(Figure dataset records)
>>

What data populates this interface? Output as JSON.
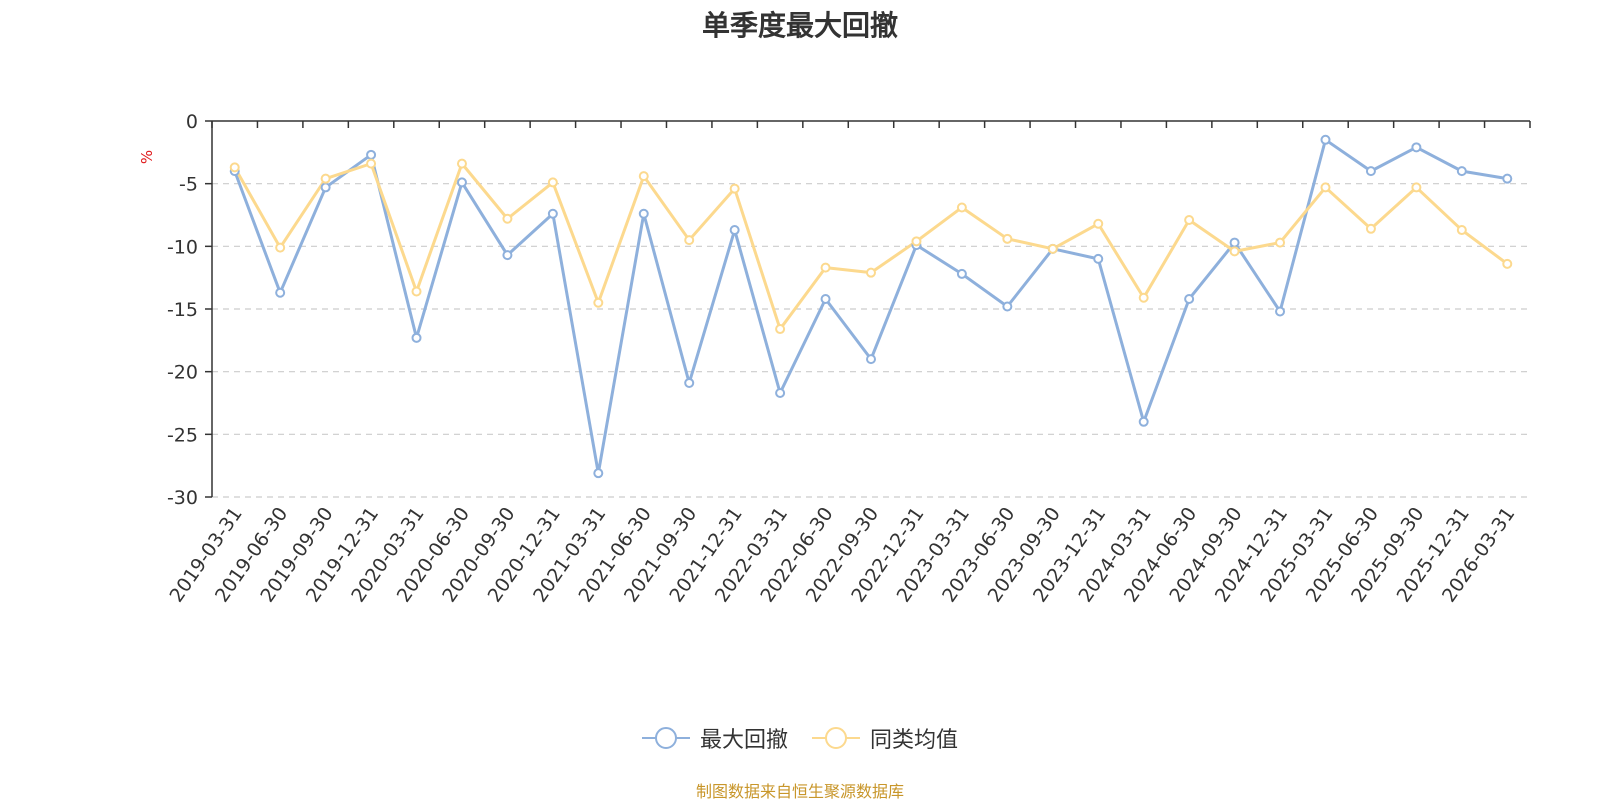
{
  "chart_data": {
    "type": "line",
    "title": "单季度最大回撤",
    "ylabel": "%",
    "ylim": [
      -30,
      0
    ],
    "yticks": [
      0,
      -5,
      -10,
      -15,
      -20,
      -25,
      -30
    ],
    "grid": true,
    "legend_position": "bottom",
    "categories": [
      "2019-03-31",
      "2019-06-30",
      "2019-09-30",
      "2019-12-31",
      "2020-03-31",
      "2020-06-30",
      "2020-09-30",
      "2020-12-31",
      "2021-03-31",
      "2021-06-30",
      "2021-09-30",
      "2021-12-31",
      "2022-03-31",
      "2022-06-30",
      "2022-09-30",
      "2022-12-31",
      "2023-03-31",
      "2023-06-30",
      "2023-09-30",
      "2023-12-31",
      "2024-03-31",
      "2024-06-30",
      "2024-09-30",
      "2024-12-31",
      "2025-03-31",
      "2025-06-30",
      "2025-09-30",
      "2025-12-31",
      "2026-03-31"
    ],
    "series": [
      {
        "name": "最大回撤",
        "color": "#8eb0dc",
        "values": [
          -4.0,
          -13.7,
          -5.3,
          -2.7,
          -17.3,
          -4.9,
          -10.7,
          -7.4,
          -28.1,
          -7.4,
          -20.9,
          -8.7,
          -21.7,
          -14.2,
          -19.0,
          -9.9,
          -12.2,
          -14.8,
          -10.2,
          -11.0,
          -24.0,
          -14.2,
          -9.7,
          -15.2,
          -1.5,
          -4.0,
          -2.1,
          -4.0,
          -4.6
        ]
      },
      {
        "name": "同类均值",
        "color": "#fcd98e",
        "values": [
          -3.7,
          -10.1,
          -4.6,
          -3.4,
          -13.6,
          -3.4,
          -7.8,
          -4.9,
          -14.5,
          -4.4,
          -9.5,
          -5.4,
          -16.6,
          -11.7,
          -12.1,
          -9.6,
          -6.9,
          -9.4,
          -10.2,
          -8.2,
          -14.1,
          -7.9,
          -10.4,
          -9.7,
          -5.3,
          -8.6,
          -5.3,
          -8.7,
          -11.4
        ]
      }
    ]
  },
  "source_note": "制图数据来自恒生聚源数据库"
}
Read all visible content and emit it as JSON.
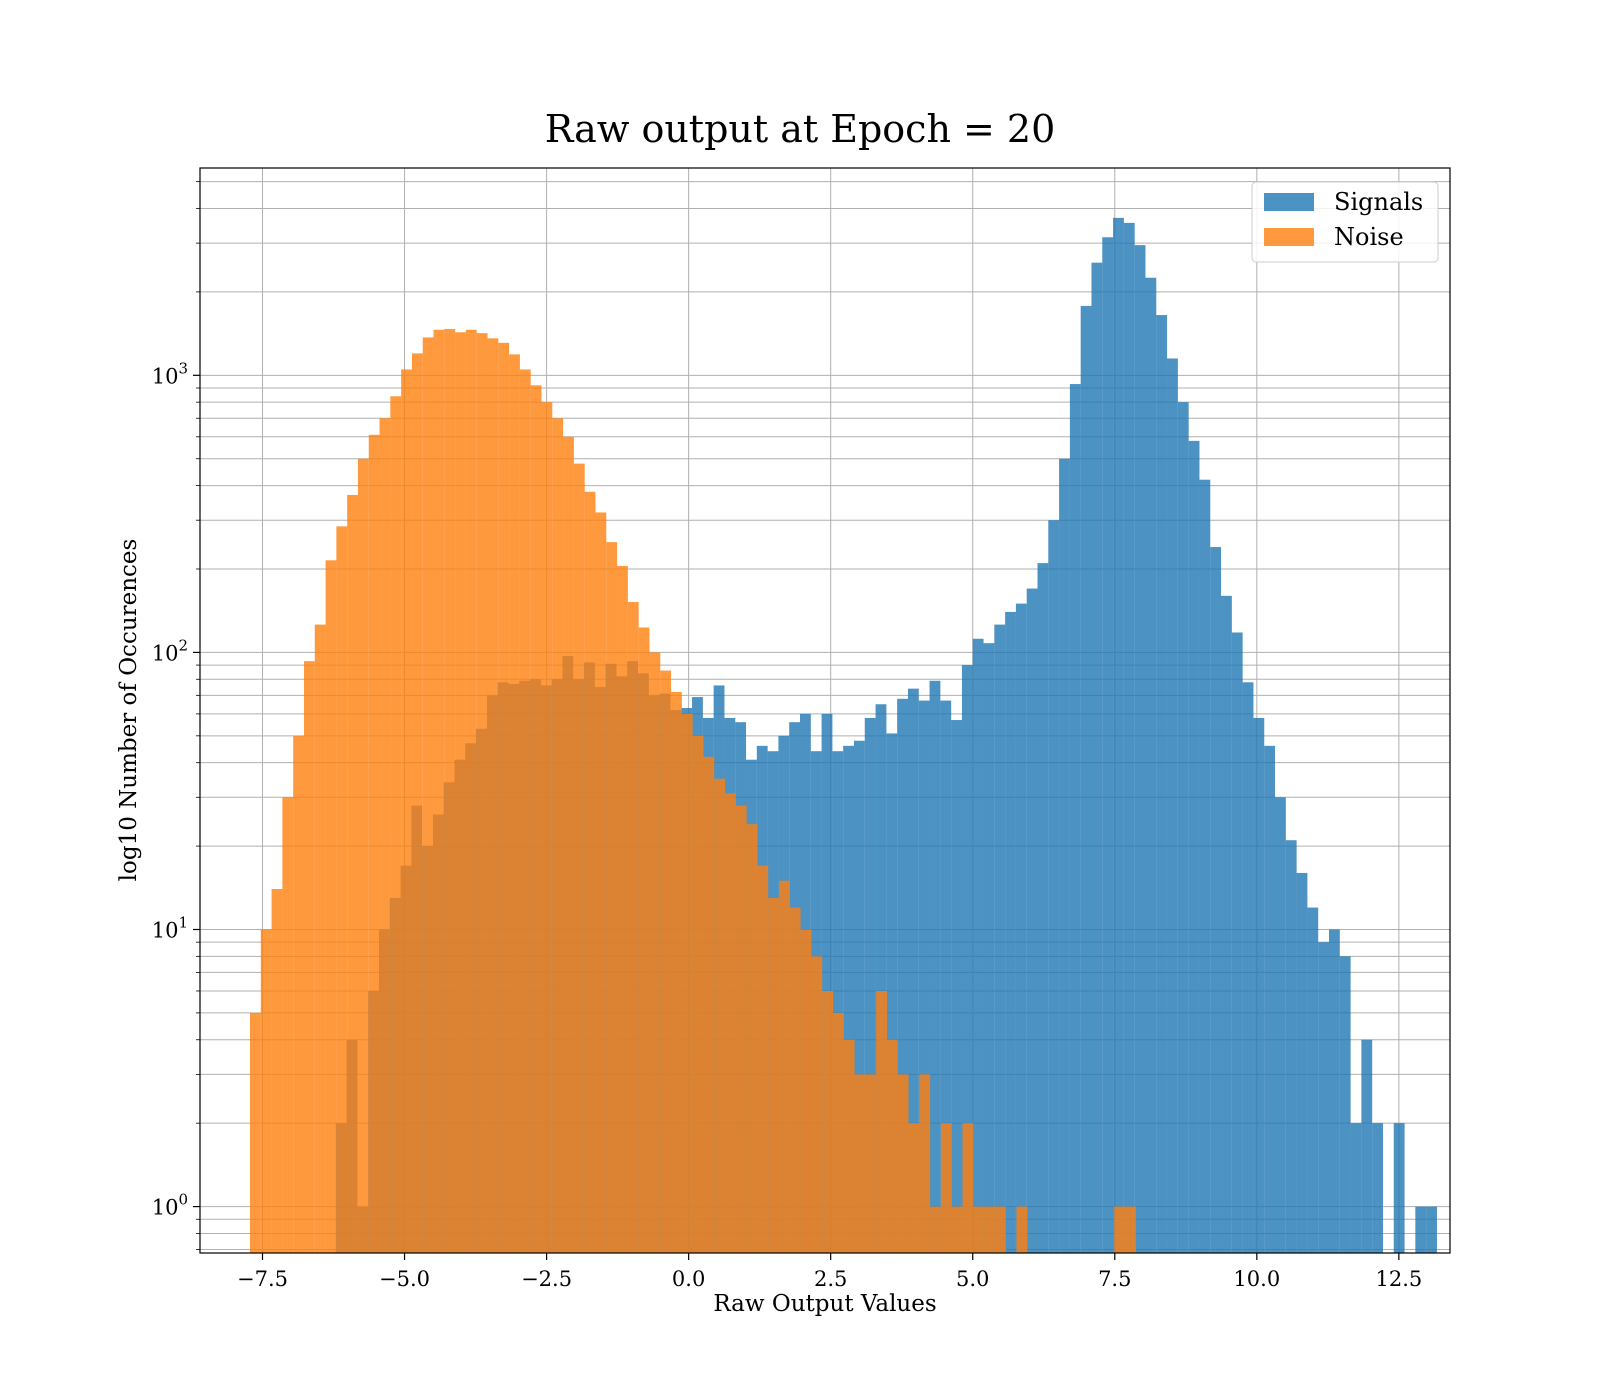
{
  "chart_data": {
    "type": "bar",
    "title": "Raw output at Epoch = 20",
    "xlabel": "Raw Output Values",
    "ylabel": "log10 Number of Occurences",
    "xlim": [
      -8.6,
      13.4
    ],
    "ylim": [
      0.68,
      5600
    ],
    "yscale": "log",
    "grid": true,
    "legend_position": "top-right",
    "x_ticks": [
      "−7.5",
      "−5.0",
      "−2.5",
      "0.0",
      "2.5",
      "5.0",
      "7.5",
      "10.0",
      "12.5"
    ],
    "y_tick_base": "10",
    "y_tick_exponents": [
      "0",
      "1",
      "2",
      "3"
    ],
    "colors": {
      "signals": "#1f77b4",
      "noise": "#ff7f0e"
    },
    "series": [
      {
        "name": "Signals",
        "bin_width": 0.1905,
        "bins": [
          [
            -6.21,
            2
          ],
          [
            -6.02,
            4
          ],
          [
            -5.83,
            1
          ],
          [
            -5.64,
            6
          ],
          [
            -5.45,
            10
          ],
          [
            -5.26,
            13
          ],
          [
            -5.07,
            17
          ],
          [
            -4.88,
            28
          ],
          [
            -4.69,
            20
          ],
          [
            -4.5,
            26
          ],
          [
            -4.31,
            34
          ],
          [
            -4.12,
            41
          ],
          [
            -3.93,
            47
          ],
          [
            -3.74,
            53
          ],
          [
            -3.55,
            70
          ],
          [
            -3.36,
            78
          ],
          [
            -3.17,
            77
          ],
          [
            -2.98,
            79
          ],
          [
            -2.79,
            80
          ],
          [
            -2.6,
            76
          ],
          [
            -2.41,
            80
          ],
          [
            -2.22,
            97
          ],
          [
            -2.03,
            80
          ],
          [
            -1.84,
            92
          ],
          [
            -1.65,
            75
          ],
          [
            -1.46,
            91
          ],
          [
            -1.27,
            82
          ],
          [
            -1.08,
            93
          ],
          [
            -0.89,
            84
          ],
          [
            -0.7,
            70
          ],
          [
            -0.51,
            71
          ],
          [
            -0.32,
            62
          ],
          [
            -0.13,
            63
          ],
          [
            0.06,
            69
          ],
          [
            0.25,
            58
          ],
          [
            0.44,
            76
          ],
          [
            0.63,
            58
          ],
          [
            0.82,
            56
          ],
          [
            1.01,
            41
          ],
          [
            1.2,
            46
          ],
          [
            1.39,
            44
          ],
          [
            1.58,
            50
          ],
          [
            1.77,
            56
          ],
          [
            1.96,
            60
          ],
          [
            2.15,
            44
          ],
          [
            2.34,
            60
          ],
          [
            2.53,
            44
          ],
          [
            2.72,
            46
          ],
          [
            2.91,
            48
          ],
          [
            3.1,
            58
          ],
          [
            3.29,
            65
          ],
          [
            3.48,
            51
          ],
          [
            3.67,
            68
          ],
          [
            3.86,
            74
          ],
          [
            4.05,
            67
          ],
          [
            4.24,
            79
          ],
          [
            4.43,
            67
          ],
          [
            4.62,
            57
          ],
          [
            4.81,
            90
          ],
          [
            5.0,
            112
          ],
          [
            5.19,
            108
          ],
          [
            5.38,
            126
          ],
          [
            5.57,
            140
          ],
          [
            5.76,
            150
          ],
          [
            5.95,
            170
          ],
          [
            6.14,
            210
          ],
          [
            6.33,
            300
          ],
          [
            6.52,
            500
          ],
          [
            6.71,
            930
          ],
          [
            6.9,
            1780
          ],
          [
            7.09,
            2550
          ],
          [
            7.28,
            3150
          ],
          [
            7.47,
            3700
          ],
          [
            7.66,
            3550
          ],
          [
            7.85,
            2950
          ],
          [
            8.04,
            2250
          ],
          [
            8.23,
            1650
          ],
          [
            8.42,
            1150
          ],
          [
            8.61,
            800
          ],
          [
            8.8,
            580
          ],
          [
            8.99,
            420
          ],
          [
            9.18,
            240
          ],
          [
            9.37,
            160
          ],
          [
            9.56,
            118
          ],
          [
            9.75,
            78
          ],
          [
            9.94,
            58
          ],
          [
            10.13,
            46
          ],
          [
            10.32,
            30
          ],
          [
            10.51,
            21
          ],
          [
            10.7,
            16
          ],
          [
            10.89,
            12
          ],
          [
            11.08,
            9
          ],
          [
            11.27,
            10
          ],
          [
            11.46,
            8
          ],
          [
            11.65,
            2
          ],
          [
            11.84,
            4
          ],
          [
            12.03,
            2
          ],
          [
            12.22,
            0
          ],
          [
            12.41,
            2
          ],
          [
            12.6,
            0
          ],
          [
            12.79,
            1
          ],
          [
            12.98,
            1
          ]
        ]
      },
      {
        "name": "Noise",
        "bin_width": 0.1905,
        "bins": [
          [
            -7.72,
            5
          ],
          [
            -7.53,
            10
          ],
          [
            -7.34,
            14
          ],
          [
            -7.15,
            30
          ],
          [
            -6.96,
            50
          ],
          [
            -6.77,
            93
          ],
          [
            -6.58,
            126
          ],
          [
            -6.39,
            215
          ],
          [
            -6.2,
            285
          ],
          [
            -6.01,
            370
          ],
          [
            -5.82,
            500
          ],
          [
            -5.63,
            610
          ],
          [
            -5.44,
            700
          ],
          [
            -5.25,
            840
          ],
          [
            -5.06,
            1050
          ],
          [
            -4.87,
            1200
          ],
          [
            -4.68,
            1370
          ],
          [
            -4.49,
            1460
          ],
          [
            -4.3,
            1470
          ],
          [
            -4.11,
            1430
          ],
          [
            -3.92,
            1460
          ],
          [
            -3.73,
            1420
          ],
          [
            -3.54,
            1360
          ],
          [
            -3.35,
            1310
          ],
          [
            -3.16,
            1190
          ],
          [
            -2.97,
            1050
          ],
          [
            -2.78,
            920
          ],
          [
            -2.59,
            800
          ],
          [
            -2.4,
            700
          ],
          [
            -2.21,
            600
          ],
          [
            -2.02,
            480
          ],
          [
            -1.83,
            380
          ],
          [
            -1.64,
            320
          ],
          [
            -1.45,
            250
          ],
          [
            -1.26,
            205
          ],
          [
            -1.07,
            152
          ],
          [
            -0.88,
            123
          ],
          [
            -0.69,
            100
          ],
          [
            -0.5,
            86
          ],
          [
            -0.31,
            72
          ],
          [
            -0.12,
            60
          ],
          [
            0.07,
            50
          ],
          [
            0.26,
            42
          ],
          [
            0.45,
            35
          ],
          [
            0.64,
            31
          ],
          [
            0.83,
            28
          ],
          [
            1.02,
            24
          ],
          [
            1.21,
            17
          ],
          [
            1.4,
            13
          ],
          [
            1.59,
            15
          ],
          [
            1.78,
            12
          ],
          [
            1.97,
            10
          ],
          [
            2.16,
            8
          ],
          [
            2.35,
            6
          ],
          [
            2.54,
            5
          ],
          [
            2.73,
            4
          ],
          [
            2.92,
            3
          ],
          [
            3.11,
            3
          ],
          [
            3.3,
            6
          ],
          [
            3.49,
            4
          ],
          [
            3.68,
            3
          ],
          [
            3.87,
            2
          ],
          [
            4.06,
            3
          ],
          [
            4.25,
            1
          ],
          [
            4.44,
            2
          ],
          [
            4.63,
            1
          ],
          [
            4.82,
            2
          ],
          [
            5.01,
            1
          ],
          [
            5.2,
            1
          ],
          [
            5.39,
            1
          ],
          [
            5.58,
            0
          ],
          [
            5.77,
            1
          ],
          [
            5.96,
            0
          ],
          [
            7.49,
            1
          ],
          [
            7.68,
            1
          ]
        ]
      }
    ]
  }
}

<<
>>

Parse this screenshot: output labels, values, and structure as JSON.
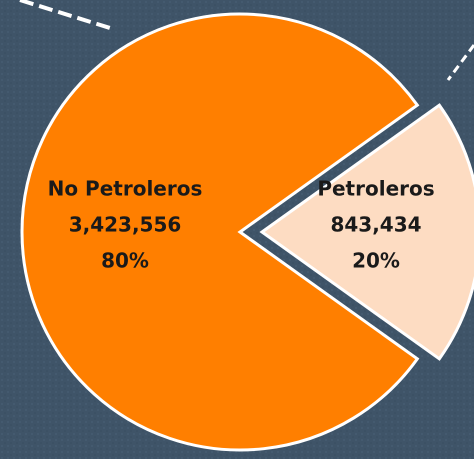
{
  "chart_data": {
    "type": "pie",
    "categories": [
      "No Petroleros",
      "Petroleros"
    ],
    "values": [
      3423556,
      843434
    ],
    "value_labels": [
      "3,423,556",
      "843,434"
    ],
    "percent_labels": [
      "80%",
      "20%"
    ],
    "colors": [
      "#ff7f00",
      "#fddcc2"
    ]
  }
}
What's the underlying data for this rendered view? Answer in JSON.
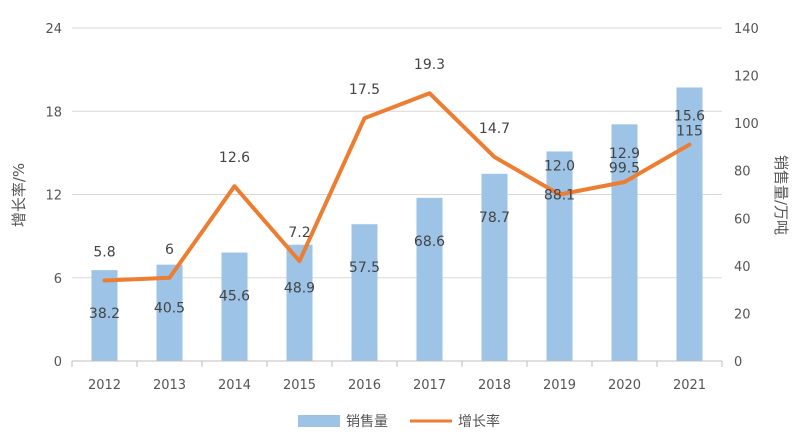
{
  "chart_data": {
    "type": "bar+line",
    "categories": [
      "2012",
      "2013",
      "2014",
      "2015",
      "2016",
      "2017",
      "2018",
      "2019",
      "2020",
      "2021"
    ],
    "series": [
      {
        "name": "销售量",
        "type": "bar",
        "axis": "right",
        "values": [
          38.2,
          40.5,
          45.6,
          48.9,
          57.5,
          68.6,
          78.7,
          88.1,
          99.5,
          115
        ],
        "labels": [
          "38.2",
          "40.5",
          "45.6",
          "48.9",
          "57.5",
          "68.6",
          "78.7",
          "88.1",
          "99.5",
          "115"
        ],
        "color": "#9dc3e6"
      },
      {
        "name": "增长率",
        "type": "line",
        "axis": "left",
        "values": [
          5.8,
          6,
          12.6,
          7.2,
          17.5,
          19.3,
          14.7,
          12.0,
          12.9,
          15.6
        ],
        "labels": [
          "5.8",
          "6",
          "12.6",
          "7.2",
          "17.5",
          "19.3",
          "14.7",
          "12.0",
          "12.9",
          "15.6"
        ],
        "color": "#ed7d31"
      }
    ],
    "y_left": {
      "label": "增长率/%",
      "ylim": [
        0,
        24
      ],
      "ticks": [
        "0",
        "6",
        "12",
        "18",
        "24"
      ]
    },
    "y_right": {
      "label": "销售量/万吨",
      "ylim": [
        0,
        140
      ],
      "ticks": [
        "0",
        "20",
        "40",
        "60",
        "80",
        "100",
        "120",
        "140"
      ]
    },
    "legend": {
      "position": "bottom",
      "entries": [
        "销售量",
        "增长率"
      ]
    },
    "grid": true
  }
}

<<

*What you need to do*. Filter the data for the string "JSON" and copy every line that has it.

*Result of this exercise*.
What data populates this interface? Output as JSON.
Read all visible content and emit it as JSON.
Parse this screenshot: output labels, values, and structure as JSON.
What's the underlying data for this rendered view? Answer in JSON.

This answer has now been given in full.